Check each line of the listing, and copy it if it contains the word "name".

# Record set start

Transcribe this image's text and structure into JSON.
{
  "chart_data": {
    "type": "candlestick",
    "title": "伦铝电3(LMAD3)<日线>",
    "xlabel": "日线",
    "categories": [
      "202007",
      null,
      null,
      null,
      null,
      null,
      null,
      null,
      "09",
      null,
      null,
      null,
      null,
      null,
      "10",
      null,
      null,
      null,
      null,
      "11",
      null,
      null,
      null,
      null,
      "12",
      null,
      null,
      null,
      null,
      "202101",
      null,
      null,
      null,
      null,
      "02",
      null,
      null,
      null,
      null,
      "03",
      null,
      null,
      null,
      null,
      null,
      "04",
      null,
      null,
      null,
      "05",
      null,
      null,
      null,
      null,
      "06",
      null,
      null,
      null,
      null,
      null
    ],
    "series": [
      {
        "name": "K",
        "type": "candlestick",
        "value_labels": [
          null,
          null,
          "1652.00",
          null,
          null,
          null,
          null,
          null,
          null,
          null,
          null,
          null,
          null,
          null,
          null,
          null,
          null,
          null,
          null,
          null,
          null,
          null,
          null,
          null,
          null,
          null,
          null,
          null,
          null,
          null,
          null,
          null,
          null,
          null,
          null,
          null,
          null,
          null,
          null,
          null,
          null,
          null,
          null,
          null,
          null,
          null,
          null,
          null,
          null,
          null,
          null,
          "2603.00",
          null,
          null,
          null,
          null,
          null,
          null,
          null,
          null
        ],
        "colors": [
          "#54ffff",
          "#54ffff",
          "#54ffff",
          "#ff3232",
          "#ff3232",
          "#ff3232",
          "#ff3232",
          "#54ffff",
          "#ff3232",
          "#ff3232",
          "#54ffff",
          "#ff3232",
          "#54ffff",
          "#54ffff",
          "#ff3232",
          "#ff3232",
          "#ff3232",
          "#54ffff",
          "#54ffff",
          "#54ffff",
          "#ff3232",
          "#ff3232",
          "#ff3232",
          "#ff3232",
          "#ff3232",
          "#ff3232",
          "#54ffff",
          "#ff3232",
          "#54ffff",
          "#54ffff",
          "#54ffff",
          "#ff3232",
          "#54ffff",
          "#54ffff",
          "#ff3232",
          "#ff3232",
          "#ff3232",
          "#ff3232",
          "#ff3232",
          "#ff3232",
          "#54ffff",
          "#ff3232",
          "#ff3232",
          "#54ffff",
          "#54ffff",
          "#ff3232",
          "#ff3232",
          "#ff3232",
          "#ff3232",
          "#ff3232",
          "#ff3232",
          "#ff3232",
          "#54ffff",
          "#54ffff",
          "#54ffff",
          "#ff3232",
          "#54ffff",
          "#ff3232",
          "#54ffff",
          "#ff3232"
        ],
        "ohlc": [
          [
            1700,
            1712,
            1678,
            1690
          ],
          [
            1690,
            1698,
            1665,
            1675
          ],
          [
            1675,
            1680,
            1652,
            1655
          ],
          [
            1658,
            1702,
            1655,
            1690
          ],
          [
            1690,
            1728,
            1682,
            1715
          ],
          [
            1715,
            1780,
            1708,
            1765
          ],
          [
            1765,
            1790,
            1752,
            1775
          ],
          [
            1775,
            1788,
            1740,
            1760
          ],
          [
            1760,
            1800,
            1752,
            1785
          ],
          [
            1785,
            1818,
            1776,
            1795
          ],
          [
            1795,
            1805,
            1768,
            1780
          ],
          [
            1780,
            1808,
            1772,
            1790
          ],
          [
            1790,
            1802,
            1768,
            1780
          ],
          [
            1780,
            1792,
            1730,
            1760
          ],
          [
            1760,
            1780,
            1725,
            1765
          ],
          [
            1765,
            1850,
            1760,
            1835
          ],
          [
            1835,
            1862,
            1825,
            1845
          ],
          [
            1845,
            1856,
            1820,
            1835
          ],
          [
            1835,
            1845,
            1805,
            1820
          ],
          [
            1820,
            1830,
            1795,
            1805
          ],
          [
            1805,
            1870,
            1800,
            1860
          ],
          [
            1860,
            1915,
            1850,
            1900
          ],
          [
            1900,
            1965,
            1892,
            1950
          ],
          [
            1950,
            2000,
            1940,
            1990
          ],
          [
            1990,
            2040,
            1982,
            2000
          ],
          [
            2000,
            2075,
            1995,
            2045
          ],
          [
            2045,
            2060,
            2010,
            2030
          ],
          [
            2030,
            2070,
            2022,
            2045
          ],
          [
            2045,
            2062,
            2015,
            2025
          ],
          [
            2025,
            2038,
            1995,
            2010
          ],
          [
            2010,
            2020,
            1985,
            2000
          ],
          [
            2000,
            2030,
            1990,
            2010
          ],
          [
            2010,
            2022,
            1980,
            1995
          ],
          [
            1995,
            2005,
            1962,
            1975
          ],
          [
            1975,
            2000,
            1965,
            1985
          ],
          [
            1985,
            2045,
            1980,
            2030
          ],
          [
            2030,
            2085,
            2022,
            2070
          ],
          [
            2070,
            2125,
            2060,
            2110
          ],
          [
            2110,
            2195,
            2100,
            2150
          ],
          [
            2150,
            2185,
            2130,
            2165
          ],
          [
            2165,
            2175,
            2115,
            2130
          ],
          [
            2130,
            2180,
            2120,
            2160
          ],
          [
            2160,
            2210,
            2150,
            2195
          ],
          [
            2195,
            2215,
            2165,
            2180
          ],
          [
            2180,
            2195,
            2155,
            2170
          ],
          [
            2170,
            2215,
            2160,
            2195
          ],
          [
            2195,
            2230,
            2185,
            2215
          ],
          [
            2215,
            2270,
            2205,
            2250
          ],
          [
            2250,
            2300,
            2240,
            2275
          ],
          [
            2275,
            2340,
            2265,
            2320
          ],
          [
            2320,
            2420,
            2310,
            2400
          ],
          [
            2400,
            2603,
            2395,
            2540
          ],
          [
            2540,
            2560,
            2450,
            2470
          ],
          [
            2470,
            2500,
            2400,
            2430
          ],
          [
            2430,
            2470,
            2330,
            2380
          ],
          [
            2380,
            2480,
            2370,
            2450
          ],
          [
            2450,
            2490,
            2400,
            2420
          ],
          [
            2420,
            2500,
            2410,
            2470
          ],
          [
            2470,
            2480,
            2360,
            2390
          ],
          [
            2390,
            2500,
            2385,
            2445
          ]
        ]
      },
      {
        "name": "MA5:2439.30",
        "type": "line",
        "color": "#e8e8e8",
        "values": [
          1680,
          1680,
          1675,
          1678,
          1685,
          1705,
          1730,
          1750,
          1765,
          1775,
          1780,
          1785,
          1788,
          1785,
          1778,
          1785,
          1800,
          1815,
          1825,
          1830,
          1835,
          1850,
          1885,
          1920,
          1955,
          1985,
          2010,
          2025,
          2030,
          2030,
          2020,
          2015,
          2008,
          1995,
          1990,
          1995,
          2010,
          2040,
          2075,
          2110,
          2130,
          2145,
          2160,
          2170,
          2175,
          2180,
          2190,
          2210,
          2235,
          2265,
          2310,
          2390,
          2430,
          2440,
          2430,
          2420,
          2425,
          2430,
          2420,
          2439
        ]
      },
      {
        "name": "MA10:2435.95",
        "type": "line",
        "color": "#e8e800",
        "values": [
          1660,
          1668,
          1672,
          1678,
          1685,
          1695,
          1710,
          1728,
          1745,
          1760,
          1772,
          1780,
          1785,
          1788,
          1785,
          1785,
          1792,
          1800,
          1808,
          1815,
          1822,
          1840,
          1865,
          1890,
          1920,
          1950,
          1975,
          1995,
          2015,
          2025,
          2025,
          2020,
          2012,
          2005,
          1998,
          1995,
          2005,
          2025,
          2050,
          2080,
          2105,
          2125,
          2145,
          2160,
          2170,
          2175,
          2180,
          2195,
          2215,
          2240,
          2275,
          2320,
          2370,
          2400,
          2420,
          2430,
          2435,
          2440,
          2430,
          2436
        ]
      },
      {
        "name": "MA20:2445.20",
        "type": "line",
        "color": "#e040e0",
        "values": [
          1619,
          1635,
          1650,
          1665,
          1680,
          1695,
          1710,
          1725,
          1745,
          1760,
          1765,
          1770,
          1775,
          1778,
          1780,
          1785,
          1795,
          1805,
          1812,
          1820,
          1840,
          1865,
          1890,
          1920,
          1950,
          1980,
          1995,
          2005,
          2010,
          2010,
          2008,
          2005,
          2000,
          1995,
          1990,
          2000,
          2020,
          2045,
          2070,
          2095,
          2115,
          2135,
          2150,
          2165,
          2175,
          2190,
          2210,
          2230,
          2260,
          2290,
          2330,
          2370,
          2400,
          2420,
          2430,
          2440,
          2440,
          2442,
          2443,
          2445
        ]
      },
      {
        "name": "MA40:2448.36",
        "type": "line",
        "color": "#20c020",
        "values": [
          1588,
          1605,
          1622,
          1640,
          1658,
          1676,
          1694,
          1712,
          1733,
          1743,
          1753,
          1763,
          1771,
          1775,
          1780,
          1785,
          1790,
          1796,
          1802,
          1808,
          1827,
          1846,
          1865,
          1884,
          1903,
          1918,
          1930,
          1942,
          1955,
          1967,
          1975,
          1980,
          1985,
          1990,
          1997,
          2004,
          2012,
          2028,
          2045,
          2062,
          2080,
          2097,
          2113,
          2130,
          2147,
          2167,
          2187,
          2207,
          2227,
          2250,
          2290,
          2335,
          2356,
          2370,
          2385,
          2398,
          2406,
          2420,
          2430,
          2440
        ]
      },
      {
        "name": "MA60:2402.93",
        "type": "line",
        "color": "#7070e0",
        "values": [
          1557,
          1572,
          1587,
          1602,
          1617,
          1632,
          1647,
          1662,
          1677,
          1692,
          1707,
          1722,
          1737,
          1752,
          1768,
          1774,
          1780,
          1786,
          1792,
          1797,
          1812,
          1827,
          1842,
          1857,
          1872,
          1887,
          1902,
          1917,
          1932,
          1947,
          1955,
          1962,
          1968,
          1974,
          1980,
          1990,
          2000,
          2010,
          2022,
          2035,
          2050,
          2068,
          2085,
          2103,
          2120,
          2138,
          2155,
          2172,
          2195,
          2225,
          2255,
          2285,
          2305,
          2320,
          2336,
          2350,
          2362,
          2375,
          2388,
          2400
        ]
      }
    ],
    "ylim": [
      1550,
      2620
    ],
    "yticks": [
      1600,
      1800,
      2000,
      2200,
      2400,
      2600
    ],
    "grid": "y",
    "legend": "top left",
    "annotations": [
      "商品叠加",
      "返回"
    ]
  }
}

# Record set end

:: Complete output ::
        "name": "K",
        "name": "MA5:2439.30",
        "name": "MA10:2435.95",
        "name": "MA20:2445.20",
        "name": "MA40:2448.36",
        "name": "MA60:2402.93",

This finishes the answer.